### Problem
Copy out the entries in full and with complete accuracy; pictures are excluded.

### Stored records
────
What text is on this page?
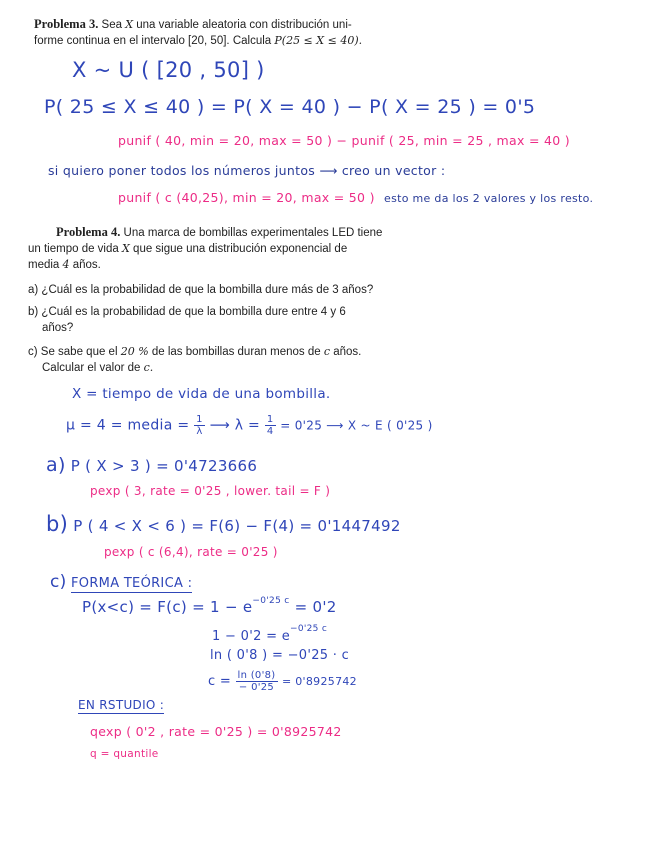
Problema 3. Sea X una variable aleatoria con distribución uni-
forme continua en el intervalo [20, 50]. Calcula P(25 ≤ X ≤ 40).
X ~ U ( [20 , 50] )
P( 25 ≤ X ≤ 40 ) = P( X = 40 ) − P( X = 25 ) = 0'5
punif ( 40, min = 20, max = 50 ) − punif ( 25, min = 25 , max = 40 )
si quiero poner todos los números juntos ⟶ creo un vector :
punif ( c (40,25), min = 20, max = 50 ) esto me da los 2 valores y los resto.
Problema 4. Una marca de bombillas experimentales LED tiene
un tiempo de vida X que sigue una distribución exponencial de
media 4 años.
a) ¿Cuál es la probabilidad de que la bombilla dure más de 3 años?
b) ¿Cuál es la probabilidad de que la bombilla dure entre 4 y 6
años?
c) Se sabe que el 20 % de las bombillas duran menos de c años.
Calcular el valor de c.
X = tiempo de vida de una bombilla.
μ = 4 = media = $\frac{1}{\lambda}$ ⟶ $\lambda = \frac{1}{4} = 0'25$ ⟶ X ~ E ( 0'25 )
a) P ( X > 3 ) = 0'4723666
pexp ( 3, rate = 0'25 , lower. tail = F )
b) P ( 4 < X < 6 ) = F(6) − F(4) = 0'1447492
pexp ( c (6,4), rate = 0'25 )
c) FORMA TEÓRICA :
$P(x<c) = F(c) = 1 - e^{-0'25 c} = 0'2$
$1 - 0'2 = e^{-0'25 c}$
ln ( 0'8 ) = −0'25 · c
$c = \frac{\ln (0'8)}{- 0'25} = 0'8925742$
EN RSTUDIO :
qexp ( 0'2 , rate = 0'25 ) = 0'8925742
q = quantile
────
### Right answer
What text is on this page?
Problema 3. Sea X una variable aleatoria con distribución uni-
forme continua en el intervalo [20, 50]. Calcula P(25 ≤ X ≤ 40).
X ~ U ( [20 , 50] )
P( 25 ≤ X ≤ 40 ) = P( X = 40 ) − P( X = 25 ) = 0'5
punif ( 40, min = 20, max = 50 ) − punif ( 25, min = 25 , max = 40 )
si quiero poner todos los números juntos ⟶ creo un vector :
punif ( c (40,25), min = 20, max = 50 ) esto me da los 2 valores y los resto.
Problema 4. Una marca de bombillas experimentales LED tiene
un tiempo de vida X que sigue una distribución exponencial de
media 4 años.
a) ¿Cuál es la probabilidad de que la bombilla dure más de 3 años?
b) ¿Cuál es la probabilidad de que la bombilla dure entre 4 y 6
años?
c) Se sabe que el 20 % de las bombillas duran menos de c años.
Calcular el valor de c.
X = tiempo de vida de una bombilla.
μ = 4 = media = $\frac{1}{\lambda}$ ⟶ $\lambda = \frac{1}{4} = 0'25$ ⟶ X ~ E ( 0'25 )
a) P ( X > 3 ) = 0'4723666
pexp ( 3, rate = 0'25 , lower. tail = F )
b) P ( 4 < X < 6 ) = F(6) − F(4) = 0'1447492
pexp ( c (6,4), rate = 0'25 )
c) FORMA TEÓRICA :
$P(x<c) = F(c) = 1 - e^{-0'25 c} = 0'2$
$1 - 0'2 = e^{-0'25 c}$
ln ( 0'8 ) = −0'25 · c
$c = \frac{\ln (0'8)}{- 0'25} = 0'8925742$
EN RSTUDIO :
qexp ( 0'2 , rate = 0'25 ) = 0'8925742
q = quantile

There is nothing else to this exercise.